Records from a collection
* start *

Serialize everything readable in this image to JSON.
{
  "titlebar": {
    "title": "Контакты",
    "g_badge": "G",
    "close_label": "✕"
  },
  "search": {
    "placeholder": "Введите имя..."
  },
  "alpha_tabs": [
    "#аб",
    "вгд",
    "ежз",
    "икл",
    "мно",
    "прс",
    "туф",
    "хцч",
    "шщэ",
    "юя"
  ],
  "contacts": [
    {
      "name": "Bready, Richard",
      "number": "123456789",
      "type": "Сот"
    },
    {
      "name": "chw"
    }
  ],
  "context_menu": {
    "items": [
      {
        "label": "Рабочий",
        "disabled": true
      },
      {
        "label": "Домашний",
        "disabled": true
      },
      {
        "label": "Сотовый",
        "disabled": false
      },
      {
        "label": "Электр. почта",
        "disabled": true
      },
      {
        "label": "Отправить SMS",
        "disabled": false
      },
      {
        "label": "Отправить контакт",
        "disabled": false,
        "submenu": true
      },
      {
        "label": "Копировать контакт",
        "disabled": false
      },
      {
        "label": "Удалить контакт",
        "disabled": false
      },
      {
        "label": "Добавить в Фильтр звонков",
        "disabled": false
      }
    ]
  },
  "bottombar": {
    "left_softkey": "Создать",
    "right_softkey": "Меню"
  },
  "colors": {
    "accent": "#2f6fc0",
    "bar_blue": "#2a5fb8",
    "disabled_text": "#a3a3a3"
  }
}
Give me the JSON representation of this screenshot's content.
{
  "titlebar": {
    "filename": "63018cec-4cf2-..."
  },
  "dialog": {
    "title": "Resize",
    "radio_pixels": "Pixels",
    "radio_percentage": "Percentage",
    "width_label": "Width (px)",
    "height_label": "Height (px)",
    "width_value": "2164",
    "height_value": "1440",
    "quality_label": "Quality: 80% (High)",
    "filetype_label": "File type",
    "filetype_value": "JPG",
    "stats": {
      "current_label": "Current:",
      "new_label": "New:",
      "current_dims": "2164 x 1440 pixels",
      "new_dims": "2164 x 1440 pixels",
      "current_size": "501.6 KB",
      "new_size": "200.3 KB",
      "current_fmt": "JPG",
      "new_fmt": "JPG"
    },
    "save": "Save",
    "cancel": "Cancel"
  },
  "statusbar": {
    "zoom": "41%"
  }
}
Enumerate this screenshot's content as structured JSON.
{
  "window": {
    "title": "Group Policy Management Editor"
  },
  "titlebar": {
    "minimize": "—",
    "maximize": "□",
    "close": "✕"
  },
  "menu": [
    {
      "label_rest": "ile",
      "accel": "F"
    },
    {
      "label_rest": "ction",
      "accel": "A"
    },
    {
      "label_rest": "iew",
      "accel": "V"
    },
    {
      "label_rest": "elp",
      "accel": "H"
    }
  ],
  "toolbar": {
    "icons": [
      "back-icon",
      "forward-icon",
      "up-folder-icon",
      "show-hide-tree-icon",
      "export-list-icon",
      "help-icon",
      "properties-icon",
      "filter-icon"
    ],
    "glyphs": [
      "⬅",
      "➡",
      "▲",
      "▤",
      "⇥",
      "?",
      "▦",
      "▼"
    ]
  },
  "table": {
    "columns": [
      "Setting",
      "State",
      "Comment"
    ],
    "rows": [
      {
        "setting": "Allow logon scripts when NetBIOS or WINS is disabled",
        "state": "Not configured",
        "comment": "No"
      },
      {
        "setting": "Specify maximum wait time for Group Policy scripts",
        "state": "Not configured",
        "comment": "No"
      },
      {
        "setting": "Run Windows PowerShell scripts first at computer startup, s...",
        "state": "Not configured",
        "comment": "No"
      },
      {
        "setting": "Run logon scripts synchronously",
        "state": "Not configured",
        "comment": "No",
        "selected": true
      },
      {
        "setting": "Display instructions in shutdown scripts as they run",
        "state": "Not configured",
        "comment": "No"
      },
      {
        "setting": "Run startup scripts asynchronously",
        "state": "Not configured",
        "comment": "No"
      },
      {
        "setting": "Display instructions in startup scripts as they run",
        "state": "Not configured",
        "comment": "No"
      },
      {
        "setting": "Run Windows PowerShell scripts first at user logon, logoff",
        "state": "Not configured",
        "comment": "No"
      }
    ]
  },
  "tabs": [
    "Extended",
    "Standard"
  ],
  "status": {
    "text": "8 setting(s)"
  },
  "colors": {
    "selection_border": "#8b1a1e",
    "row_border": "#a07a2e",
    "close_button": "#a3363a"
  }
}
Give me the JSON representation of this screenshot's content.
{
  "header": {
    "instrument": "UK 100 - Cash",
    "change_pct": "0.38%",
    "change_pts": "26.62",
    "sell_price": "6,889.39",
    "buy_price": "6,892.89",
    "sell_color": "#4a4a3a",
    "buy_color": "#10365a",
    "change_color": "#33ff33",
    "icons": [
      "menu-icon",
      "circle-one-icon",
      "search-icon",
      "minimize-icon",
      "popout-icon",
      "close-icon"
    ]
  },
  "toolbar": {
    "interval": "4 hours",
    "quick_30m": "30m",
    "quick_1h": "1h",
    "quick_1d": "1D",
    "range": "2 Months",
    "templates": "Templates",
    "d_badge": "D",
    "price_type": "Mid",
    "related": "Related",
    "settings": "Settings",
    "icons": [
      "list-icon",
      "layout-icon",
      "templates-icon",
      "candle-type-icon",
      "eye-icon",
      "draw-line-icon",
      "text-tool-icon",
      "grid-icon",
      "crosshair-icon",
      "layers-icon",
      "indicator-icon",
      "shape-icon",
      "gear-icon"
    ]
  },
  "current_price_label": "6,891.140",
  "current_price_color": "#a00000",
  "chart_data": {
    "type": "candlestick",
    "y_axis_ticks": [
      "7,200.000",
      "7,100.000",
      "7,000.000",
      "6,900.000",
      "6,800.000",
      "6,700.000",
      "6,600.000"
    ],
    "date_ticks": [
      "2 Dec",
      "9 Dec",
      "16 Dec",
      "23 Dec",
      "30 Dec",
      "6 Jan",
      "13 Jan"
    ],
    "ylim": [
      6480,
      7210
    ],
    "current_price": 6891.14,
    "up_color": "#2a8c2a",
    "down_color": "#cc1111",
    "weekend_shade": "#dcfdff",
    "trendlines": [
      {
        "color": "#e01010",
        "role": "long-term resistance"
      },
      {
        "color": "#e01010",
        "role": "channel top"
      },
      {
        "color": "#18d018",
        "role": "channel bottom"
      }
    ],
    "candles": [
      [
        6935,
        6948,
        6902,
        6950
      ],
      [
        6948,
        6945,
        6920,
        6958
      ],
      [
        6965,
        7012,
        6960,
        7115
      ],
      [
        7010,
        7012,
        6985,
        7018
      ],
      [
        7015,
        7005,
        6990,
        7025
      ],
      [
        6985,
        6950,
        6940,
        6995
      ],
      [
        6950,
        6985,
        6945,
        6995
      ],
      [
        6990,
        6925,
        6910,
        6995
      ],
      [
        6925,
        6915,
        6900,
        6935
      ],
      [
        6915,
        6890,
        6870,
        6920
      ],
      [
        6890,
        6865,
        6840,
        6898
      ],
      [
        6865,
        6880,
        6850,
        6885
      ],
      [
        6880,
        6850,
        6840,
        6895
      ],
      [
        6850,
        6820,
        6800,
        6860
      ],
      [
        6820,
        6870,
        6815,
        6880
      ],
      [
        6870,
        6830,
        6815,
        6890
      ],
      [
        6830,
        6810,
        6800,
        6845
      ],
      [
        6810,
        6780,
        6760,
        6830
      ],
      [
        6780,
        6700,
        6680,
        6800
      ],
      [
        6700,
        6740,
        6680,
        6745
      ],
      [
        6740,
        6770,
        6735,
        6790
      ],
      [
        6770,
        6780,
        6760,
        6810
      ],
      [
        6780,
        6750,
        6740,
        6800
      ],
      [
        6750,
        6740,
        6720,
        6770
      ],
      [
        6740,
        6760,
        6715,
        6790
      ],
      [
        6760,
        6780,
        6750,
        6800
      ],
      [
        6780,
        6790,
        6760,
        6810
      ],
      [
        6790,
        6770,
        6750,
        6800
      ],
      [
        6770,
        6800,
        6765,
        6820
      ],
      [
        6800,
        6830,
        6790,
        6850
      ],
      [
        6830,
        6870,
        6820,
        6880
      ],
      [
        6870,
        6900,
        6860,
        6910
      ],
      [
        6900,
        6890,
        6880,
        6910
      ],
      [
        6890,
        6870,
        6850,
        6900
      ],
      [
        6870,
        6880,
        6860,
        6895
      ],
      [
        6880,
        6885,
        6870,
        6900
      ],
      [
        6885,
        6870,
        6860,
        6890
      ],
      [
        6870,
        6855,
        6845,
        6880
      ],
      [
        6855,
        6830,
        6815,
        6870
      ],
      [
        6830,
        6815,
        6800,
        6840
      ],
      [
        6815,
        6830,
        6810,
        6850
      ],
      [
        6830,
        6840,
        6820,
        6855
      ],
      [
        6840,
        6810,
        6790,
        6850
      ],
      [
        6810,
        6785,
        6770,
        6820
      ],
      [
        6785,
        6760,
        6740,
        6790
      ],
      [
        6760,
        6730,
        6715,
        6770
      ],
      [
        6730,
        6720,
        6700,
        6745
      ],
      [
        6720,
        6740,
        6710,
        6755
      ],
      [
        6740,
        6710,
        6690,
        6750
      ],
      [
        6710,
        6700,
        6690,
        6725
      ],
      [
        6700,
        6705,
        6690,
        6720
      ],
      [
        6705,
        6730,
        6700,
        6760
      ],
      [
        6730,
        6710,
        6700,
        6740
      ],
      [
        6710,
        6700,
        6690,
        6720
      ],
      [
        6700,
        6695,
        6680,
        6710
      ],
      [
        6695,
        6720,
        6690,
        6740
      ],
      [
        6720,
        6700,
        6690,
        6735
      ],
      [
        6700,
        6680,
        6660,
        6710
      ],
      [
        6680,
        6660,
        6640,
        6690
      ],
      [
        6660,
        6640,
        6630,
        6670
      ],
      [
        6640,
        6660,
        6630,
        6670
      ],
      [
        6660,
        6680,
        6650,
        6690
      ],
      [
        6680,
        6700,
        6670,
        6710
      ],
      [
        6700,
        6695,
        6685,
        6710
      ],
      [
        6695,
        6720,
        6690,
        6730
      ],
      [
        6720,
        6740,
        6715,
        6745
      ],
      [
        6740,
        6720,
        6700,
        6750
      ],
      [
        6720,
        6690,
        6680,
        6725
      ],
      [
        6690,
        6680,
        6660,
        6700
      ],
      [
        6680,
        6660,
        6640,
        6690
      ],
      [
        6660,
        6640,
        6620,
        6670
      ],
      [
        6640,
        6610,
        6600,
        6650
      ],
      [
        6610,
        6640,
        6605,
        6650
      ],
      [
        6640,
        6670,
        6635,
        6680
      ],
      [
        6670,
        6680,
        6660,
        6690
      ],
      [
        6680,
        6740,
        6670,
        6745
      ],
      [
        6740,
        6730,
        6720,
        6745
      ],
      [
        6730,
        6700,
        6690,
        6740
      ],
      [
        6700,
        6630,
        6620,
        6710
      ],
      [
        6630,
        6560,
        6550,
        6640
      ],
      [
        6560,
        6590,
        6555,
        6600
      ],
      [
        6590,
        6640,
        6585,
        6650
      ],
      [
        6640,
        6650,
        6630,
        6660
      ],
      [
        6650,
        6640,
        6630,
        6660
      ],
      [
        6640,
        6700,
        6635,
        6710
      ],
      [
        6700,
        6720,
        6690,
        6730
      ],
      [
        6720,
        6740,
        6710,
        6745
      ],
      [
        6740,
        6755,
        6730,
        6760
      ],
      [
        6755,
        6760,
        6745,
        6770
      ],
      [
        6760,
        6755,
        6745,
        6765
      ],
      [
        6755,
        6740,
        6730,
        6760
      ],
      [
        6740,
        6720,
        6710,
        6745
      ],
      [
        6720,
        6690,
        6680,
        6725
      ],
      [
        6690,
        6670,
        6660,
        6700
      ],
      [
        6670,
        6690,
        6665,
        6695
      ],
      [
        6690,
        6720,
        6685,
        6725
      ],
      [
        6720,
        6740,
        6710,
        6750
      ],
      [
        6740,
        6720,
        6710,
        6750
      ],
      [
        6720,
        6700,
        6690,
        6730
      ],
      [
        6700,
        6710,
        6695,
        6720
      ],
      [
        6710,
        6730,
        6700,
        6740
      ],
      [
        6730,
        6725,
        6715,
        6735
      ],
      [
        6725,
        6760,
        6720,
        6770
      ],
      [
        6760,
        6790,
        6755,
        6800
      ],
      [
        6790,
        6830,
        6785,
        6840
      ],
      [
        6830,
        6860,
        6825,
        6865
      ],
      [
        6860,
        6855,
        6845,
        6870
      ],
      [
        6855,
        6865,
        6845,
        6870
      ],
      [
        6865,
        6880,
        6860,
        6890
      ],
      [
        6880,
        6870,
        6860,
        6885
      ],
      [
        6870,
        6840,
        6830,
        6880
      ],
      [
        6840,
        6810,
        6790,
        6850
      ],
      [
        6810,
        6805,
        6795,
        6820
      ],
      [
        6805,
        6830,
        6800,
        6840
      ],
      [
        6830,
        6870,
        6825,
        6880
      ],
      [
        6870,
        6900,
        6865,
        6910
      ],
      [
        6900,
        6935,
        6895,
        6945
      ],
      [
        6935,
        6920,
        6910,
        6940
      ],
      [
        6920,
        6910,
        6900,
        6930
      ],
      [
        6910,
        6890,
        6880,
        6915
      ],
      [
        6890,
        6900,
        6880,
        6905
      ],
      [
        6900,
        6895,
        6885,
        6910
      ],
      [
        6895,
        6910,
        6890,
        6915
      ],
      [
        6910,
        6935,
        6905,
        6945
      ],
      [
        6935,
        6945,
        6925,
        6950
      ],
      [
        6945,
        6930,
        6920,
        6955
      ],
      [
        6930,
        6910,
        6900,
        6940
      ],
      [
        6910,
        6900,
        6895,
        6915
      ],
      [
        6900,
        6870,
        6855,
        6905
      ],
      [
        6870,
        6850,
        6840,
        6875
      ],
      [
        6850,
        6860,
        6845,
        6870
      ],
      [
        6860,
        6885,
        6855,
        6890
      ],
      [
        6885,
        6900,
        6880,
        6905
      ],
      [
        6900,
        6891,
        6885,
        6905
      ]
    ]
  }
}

* end *

For this exercise, gather every line of the data that contains the word "Windows".

- [Answer]
        "setting": "Run Windows PowerShell scripts first at computer startup, s...",
        "setting": "Run Windows PowerShell scripts first at user logon, logoff",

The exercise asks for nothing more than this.